Start of Dataset records

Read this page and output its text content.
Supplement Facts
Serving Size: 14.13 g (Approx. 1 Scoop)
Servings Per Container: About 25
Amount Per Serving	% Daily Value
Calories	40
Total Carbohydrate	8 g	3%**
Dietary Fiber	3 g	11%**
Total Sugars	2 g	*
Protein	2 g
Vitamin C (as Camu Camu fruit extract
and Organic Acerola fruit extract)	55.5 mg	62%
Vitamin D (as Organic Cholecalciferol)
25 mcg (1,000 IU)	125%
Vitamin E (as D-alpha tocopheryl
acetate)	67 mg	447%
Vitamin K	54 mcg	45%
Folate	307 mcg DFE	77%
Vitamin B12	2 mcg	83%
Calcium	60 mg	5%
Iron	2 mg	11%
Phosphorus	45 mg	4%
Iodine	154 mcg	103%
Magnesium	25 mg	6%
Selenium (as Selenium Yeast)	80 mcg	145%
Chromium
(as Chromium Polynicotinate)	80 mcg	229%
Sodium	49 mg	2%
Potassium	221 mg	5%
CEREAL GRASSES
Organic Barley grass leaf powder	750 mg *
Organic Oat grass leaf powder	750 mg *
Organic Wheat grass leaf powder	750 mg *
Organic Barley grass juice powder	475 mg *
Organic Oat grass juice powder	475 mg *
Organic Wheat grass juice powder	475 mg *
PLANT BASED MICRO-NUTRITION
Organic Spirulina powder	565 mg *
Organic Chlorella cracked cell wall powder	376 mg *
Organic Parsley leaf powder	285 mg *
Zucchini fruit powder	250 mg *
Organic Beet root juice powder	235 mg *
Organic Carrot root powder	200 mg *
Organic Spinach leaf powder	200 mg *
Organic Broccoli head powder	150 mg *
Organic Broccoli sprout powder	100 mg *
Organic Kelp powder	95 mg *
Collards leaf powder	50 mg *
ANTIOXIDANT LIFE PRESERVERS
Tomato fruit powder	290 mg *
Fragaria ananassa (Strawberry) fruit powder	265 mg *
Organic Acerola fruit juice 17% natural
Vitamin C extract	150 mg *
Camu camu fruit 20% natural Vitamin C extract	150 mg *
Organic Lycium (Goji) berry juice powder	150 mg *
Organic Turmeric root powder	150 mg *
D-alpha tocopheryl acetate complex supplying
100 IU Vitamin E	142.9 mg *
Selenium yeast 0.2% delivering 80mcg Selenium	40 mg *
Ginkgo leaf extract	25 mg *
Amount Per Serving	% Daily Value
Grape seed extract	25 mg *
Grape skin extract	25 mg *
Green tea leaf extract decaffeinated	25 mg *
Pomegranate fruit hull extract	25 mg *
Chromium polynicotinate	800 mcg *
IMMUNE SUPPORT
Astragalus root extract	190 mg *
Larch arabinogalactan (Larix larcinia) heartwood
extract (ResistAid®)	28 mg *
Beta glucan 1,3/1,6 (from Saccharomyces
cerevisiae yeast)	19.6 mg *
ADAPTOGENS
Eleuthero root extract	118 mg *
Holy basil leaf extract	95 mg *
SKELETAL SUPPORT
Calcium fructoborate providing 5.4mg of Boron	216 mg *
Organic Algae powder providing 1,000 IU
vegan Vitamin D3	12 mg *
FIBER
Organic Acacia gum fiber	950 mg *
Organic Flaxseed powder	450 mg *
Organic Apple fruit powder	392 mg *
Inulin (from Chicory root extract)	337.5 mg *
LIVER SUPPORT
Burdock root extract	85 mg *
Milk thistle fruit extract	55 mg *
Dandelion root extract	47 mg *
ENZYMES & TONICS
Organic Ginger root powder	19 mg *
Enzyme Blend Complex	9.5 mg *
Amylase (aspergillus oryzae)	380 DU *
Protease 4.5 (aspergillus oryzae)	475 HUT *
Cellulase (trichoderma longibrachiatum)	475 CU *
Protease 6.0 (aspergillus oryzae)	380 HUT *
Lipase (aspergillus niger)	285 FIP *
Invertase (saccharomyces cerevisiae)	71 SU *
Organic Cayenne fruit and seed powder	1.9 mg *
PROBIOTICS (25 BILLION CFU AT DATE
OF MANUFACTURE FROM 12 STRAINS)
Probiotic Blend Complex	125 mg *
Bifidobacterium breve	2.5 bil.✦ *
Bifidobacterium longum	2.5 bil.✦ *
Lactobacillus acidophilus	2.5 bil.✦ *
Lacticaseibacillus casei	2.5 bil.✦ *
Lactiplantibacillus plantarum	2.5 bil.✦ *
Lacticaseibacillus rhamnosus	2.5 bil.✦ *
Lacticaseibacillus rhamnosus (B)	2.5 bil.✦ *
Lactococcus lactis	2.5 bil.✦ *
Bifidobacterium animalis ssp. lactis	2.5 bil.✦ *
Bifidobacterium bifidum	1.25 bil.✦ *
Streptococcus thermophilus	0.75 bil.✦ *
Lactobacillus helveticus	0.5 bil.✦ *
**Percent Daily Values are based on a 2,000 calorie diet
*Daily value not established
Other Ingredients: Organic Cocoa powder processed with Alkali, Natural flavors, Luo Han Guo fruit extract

End of Dataset records

Exercise requirements: From the listing, copy every line where the string "alpha" appears.

Result below:
Vitamin E (as D-alpha tocopheryl
D-alpha tocopheryl acetate complex supplying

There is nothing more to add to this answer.